Actually, there is a very interesting mathematical story here, and several problems.

The question was first asked about uncountable sets of reals and $\omega_1$. Quickly, it was recognized to be a problem about what we now call non-special orders. $L$ is non-special iff $L\to(\omega)^1_\omega$, meaning that if $L$ is split into countably many pieces, at least one is not reverse-well-ordered, i.e., it contains a strictly increasing sequence. Baumgartner and Hajnal proved that $L\to(\alpha)^2_n$ for any countable ordinal $\alpha$ and $n<\omega$.

(In human: If L is non-special, and to each subset of $L$ of size 2 we assign a color, there being only finitely many colors to begin with, then for any countable ordinals $\alpha$ there is a subset of $L$ order isomorphic to $\alpha$, all of whose 2-sized subsets are assigned the same color.)

Their original proof uses Martin's axiom, as it depends on a kind of diagonalization over certain functions $f:\omega\to\omega$ and one needs that if there are not "too many" of them, then there is one dominating all. This is to my mind the key use of MA in their paper, although there is another one. Then one argues that being special is preserved by ccc forcing and that the conclusion is absolute.

Galvin later found a very nice combinatorial argument that avoids forcing. Clinton Conley recently found a similar proof. It rests on a kind of abstract Fubini theorem, the point being that the special linear sub-orders of a non-special $L$ form a proper $\sigma$-complete ideal. Galvin noticed that the result should hold in a more general setting, and conjectured that that's the case.

The conjecture was later proved by Stevo Todorcevic: $P\to(\alpha)^2_n$ holds if $P$ is non-special, but it suffices that $P$ is a partial order, rather than a linear order. Stevo's beautiful argument proceeds by three stages:

  1. To each $P$ we can associate a certain tree; if $P$ is non-special, so is the tree (in the usual sense of non-special, hence the name), and the result holds for $P$ iff it does for the tree. This is a direct combinatorial argument, but it is very general (not just for colorings of pairs). For example, it simplifies the proof that $P\to(\omega)^1_\omega$ implies $P\to(\alpha)^1_\omega$ for any $\alpha<\omega_1$. We get a nice combinatorial theory of non-special trees: For example, an appropriate version of Fodor's lemma holds.

## EXERCISES TO COMPLETE
**a)** Set down the passage on non-special orders between "Actually, there is" and "ordinal $\alpha$ and $n<\omega$.", inclusive.
**b)** Check each statement against the passage on non-special orders, answering yes or no and quoting the words that decide it: (i) Galvin's argument relies on forcing. (ii) Baumgartner and Hajnal's original proof uses Martin's axiom. (iii) Todorcevic's argument proceeds in three stages.
The entries have no role in this work.

(Stored data entries)
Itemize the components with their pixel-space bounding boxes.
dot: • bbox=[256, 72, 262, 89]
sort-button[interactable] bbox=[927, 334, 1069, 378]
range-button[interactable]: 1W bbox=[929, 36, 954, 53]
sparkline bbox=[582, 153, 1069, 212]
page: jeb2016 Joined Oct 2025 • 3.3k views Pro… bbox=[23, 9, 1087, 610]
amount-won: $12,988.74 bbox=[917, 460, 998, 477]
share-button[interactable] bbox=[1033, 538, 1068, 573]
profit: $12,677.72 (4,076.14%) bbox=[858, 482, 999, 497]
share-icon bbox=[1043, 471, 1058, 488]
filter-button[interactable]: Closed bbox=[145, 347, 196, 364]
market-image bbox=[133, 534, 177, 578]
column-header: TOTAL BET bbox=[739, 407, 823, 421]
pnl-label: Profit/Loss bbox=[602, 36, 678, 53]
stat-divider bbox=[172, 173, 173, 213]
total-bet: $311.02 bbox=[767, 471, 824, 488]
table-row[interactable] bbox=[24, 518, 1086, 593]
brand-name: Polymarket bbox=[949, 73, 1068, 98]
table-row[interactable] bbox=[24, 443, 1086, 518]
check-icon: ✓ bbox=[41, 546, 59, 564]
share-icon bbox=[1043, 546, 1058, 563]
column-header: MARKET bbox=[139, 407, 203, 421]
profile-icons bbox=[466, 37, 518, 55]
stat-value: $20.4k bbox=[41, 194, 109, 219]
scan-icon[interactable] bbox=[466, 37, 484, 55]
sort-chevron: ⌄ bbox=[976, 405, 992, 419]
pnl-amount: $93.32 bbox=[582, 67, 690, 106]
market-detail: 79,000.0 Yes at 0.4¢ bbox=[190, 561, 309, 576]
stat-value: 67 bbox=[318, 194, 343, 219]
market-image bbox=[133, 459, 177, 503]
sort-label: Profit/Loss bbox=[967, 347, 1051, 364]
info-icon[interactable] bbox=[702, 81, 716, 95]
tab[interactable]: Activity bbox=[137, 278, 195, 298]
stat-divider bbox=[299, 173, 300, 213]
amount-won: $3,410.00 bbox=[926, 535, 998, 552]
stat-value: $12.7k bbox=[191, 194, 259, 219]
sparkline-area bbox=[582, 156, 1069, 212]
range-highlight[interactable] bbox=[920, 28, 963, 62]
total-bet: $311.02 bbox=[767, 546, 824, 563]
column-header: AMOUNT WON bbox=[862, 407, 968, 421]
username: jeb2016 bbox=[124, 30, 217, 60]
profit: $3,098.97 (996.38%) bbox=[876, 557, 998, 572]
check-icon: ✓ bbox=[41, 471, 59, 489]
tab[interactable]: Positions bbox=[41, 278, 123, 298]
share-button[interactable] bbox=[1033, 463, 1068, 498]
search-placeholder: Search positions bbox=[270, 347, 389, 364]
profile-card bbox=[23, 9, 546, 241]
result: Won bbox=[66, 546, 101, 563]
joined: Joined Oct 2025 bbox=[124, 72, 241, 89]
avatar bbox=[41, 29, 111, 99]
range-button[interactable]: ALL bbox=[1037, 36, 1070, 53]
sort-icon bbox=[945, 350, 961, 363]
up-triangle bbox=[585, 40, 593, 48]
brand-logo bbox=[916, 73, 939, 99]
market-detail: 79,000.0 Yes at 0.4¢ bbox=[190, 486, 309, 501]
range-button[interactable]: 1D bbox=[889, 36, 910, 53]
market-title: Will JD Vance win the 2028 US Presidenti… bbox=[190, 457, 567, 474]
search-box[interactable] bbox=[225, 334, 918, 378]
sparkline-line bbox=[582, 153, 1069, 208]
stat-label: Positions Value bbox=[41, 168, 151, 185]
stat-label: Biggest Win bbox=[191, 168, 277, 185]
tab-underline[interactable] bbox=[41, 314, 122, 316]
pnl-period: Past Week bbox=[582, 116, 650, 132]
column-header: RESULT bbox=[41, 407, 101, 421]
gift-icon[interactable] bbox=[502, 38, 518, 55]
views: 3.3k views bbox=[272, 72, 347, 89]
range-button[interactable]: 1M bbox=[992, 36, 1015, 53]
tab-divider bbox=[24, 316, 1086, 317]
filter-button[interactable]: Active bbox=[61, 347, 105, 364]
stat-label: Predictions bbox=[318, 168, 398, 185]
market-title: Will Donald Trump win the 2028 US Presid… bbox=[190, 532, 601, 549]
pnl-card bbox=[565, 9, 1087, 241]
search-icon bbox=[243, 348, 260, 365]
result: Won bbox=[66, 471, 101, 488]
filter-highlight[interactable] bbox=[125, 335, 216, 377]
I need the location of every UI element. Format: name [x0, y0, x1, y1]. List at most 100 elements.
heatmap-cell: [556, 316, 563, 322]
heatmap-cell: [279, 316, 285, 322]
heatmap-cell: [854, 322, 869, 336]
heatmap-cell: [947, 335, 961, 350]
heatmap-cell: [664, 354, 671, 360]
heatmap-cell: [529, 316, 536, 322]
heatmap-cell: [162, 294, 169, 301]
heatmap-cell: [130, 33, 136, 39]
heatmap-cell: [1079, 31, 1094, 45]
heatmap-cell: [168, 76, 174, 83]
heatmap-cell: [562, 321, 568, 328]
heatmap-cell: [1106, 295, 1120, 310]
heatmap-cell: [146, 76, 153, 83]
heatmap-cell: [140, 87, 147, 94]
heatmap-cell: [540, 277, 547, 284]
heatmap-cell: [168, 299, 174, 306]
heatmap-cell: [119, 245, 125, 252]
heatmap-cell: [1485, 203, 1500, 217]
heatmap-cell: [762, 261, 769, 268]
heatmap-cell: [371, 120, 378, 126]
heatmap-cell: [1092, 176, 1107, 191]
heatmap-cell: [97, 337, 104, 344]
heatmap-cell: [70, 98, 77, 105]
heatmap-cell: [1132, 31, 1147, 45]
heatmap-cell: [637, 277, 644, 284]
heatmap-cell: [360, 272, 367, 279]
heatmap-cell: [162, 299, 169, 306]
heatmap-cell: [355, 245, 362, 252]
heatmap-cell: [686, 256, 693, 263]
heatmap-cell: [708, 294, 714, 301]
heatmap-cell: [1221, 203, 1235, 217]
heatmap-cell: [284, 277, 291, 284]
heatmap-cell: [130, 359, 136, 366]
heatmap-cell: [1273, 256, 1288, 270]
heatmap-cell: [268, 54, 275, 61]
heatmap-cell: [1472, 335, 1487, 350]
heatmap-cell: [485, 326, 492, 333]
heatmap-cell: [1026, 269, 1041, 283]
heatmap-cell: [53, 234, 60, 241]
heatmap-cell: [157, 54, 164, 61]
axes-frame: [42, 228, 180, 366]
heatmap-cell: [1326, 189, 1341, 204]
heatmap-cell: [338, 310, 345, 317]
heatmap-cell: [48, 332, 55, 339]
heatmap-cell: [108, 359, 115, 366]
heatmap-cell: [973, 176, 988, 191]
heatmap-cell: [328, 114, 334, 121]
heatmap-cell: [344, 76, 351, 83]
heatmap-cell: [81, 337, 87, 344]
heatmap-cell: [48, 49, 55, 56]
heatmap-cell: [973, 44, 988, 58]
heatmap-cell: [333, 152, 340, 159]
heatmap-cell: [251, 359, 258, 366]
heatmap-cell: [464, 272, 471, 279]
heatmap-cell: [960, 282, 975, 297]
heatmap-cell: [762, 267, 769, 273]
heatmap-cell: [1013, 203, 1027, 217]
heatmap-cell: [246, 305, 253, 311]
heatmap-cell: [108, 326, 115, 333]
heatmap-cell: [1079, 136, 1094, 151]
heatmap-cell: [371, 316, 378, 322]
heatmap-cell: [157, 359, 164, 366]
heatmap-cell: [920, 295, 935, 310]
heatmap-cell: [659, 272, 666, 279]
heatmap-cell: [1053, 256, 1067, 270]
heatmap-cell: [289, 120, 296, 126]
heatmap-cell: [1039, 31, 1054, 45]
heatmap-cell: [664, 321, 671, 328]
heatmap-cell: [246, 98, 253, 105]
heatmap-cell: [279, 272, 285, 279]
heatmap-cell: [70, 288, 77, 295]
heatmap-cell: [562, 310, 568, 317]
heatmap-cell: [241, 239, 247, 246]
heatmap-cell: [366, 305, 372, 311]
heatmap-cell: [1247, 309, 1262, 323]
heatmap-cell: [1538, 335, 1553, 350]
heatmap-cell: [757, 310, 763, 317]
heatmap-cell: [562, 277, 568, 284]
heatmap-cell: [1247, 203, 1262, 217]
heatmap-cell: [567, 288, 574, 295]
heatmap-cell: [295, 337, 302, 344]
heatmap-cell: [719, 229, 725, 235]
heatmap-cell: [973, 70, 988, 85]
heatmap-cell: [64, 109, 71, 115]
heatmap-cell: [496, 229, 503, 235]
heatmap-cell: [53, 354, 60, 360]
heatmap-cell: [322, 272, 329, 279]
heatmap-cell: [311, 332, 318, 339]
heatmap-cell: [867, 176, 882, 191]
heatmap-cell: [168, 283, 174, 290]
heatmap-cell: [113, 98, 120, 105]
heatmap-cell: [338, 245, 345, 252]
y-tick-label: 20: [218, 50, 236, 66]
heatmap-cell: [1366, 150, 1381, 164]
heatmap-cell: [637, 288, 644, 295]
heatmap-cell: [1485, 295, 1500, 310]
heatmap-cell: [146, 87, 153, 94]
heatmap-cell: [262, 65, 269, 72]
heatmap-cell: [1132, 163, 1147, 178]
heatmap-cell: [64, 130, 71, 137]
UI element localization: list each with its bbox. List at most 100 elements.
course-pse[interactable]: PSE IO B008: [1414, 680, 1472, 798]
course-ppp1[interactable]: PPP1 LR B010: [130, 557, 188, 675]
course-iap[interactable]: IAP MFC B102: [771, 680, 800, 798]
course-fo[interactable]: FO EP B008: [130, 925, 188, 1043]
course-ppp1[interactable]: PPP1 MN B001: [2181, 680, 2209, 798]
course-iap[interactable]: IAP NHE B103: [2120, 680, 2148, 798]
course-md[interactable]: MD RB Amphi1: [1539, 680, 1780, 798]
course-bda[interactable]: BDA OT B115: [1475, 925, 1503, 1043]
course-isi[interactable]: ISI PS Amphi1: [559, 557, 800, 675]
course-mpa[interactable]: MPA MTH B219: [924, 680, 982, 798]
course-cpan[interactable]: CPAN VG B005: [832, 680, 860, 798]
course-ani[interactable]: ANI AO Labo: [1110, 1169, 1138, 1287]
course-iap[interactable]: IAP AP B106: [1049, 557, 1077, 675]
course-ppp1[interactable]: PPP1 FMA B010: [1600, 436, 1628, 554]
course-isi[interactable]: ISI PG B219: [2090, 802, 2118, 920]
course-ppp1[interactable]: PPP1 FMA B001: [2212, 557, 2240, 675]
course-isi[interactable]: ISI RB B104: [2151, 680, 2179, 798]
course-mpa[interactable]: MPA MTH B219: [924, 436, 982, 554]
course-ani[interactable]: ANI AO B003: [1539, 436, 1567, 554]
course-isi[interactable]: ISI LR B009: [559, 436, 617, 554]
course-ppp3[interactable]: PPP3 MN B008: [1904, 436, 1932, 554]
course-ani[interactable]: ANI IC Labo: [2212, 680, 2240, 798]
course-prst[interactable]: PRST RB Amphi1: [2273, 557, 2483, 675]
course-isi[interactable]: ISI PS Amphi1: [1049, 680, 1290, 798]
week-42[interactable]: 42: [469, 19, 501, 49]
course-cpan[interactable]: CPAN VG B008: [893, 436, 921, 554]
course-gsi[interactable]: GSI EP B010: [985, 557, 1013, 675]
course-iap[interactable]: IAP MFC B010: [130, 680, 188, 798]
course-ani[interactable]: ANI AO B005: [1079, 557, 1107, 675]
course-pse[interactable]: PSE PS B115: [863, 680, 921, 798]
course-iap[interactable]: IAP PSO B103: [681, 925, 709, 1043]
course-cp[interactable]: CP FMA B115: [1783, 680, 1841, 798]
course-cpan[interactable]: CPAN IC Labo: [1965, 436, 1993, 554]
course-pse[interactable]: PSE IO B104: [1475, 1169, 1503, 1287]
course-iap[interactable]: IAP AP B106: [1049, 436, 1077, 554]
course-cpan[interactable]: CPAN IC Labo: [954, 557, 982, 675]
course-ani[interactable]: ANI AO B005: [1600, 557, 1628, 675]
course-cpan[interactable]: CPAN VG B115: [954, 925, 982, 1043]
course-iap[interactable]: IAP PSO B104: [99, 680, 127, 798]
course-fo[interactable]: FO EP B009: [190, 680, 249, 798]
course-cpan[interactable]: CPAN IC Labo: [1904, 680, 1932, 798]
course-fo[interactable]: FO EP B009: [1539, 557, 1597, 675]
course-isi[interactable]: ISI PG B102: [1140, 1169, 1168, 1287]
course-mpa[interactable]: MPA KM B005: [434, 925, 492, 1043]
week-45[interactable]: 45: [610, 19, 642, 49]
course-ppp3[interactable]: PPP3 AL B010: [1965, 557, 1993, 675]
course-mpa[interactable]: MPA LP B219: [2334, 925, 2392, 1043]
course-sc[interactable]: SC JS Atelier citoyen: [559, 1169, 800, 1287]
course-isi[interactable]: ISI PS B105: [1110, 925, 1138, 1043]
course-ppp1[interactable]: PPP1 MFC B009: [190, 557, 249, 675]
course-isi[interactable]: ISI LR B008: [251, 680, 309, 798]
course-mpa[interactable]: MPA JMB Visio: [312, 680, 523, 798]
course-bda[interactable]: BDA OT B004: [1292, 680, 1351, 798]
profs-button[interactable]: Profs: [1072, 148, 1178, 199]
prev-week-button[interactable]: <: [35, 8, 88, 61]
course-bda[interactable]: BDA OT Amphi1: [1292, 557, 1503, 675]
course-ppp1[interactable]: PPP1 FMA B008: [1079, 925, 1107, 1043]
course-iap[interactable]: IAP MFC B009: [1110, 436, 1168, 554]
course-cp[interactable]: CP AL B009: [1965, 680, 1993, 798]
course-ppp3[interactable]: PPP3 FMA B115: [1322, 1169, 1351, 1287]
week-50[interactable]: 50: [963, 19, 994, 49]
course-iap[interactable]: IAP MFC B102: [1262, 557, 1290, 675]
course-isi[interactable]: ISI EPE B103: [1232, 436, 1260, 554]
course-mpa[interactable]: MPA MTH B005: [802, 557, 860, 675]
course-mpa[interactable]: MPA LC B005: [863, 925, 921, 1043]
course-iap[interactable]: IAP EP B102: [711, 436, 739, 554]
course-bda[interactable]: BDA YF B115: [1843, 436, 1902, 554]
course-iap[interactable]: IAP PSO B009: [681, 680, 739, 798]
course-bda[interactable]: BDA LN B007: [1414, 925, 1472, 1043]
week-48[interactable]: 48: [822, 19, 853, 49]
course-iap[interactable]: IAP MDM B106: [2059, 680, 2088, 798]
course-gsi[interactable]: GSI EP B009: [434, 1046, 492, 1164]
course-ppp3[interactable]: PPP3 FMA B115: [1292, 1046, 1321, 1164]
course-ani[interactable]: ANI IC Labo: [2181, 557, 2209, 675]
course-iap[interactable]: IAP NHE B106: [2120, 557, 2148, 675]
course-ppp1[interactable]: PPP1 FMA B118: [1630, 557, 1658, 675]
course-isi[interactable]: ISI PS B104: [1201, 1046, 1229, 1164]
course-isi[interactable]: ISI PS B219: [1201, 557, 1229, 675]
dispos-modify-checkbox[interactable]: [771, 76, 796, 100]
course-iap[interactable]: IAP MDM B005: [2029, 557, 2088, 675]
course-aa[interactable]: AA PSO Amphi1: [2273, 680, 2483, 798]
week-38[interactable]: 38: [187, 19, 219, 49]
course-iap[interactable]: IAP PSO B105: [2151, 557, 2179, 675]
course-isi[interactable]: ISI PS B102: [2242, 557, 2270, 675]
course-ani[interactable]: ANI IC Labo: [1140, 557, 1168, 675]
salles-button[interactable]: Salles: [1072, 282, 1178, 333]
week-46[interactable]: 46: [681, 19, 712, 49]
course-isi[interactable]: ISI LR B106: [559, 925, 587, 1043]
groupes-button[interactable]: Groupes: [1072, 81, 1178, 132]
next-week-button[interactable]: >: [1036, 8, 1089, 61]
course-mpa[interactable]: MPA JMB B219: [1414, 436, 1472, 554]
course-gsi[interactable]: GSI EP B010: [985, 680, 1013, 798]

## RESPONSES IN ORDER
**a)**
Actually, there is a very interesting mathematical story here, and several problems.

The question was first asked about uncountable sets of reals and $\omega_1$. Quickly, it was recognized to be a problem about what we now call non-special orders. $L$ is non-special iff $L\to(\omega)^1_\omega$, meaning that if $L$ is split into countably many pieces, at least one is not reverse-well-ordered, i.e., it contains a strictly increasing sequence. Baumgartner and Hajnal proved that $L\to(\alpha)^2_n$ for any countable ordinal $\alpha$ and $n<\omega$.

**b)**
(i) No: "Galvin later found a very nice combinatorial argument that avoids forcing."
(ii) Yes: "Their original proof uses Martin's axiom"
(iii) Yes: "Stevo's beautiful argument proceeds by three stages"